**THE REQUEST:** Pick out each line with the word "this" from the material that follows.
------------------------------------------------------------
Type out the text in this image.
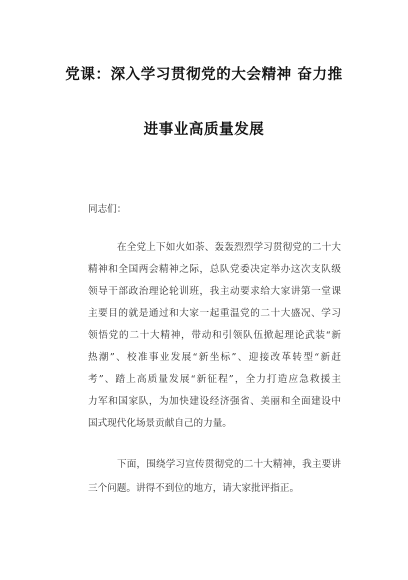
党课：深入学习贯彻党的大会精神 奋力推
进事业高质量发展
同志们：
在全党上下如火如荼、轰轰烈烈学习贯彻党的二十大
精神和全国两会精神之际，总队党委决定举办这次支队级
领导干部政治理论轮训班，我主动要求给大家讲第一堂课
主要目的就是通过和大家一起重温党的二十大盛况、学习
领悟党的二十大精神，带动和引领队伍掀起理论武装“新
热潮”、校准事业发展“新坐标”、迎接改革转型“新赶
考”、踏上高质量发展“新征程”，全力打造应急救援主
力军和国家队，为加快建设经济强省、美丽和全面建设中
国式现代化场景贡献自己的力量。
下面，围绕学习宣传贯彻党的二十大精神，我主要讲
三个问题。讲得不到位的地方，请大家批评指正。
------------------------------------------------------------
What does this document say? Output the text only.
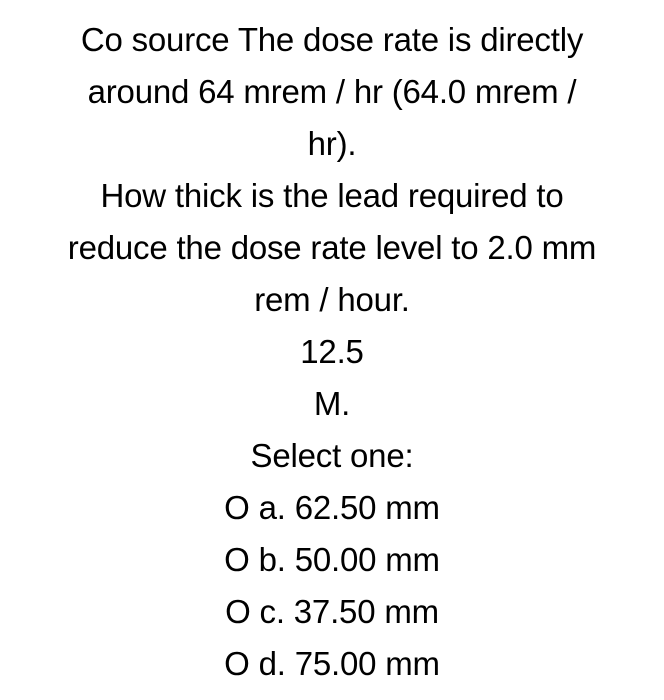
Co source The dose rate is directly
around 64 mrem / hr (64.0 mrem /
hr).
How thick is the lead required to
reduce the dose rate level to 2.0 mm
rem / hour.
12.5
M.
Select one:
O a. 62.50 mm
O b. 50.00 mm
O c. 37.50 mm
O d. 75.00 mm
------------------------------------------------------------
**THE SOLUTION:**
Type out the text in this image.
What does this document say? Output the text only.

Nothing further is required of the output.